TASK OBJECTIVE: Check each line of the records below for the word "Hard" and copy those where it appears.

** BEGIN THE INPUT **

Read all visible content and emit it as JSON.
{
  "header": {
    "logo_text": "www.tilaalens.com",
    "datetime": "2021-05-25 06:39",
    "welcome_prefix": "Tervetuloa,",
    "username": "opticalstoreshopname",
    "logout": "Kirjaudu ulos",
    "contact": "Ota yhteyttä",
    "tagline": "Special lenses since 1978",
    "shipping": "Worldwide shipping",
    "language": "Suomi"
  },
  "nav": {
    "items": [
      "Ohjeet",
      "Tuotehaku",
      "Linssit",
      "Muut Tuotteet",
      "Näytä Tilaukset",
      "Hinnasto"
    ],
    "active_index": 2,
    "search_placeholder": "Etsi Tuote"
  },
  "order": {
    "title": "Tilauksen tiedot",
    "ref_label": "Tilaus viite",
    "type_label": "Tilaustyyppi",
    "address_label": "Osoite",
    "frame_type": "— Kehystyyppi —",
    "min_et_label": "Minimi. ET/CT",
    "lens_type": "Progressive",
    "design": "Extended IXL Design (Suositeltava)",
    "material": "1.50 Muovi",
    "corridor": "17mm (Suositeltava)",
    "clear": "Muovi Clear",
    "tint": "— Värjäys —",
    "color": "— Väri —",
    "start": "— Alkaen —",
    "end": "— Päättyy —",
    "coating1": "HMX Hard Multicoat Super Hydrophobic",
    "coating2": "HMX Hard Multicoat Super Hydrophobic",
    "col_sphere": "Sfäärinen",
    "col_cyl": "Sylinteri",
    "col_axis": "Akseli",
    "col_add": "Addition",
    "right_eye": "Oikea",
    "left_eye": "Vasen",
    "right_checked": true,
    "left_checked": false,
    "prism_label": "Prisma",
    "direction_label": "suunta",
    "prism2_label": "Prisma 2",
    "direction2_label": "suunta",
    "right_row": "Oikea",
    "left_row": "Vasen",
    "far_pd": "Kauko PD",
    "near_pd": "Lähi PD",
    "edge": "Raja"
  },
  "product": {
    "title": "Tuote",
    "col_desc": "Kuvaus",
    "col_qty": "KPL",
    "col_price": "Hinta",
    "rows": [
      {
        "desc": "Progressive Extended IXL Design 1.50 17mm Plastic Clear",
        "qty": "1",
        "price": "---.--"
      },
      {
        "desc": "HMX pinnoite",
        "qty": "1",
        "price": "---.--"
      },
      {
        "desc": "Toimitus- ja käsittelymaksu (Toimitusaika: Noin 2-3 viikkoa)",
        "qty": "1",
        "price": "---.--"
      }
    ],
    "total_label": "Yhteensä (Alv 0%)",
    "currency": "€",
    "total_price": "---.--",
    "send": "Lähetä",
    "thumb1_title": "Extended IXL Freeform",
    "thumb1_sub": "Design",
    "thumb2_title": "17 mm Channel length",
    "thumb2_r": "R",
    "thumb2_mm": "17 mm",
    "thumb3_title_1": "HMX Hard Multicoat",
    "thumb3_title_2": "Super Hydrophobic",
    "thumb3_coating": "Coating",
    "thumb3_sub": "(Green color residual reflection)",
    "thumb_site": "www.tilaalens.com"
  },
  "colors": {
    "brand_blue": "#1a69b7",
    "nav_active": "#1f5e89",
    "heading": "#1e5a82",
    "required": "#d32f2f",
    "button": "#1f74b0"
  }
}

** END THE INPUT **

SOLUTION:
    "coating1": "HMX Hard Multicoat Super Hydrophobic",
    "coating2": "HMX Hard Multicoat Super Hydrophobic",
    "thumb3_title_1": "HMX Hard Multicoat",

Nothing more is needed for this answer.